**TASK TO COMPLETE**. Can the data below be set down again exactly, line for line?

---*---

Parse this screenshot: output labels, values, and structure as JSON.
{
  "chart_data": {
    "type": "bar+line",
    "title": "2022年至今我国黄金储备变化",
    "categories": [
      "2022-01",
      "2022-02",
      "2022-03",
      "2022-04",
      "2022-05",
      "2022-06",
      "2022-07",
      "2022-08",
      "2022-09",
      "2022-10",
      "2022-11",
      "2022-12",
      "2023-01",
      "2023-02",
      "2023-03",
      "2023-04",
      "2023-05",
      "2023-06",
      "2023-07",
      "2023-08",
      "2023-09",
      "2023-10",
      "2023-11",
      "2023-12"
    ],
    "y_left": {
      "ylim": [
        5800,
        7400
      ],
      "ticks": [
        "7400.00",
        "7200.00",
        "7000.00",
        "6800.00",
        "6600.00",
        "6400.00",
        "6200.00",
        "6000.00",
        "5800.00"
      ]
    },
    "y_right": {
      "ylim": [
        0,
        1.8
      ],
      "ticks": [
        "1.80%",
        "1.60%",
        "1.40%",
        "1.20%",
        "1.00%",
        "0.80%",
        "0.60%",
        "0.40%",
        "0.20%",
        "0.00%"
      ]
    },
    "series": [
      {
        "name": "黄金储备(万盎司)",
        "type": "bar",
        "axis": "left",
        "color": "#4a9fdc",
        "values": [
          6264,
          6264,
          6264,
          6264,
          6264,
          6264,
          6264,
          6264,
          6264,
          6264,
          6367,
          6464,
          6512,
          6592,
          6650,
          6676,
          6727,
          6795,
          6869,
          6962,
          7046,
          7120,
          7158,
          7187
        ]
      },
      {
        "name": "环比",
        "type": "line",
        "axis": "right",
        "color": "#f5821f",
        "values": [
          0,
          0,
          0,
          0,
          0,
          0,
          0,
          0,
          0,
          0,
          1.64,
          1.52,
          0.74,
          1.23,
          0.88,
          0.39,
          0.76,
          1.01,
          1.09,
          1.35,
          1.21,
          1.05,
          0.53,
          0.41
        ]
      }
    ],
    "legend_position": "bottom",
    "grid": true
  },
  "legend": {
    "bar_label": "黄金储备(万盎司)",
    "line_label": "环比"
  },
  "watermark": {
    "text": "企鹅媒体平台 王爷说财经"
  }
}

---*---

**CORRECT RESULT**.
Parse this screenshot: output labels, values, and structure as JSON.
{
  "chart_data": {
    "type": "bar+line",
    "title": "2022年至今我国黄金储备变化",
    "categories": [
      "2022-01",
      "2022-02",
      "2022-03",
      "2022-04",
      "2022-05",
      "2022-06",
      "2022-07",
      "2022-08",
      "2022-09",
      "2022-10",
      "2022-11",
      "2022-12",
      "2023-01",
      "2023-02",
      "2023-03",
      "2023-04",
      "2023-05",
      "2023-06",
      "2023-07",
      "2023-08",
      "2023-09",
      "2023-10",
      "2023-11",
      "2023-12"
    ],
    "y_left": {
      "ylim": [
        5800,
        7400
      ],
      "ticks": [
        "7400.00",
        "7200.00",
        "7000.00",
        "6800.00",
        "6600.00",
        "6400.00",
        "6200.00",
        "6000.00",
        "5800.00"
      ]
    },
    "y_right": {
      "ylim": [
        0,
        1.8
      ],
      "ticks": [
        "1.80%",
        "1.60%",
        "1.40%",
        "1.20%",
        "1.00%",
        "0.80%",
        "0.60%",
        "0.40%",
        "0.20%",
        "0.00%"
      ]
    },
    "series": [
      {
        "name": "黄金储备(万盎司)",
        "type": "bar",
        "axis": "left",
        "color": "#4a9fdc",
        "values": [
          6264,
          6264,
          6264,
          6264,
          6264,
          6264,
          6264,
          6264,
          6264,
          6264,
          6367,
          6464,
          6512,
          6592,
          6650,
          6676,
          6727,
          6795,
          6869,
          6962,
          7046,
          7120,
          7158,
          7187
        ]
      },
      {
        "name": "环比",
        "type": "line",
        "axis": "right",
        "color": "#f5821f",
        "values": [
          0,
          0,
          0,
          0,
          0,
          0,
          0,
          0,
          0,
          0,
          1.64,
          1.52,
          0.74,
          1.23,
          0.88,
          0.39,
          0.76,
          1.01,
          1.09,
          1.35,
          1.21,
          1.05,
          0.53,
          0.41
        ]
      }
    ],
    "legend_position": "bottom",
    "grid": true
  },
  "legend": {
    "bar_label": "黄金储备(万盎司)",
    "line_label": "环比"
  },
  "watermark": {
    "text": "企鹅媒体平台 王爷说财经"
  }
}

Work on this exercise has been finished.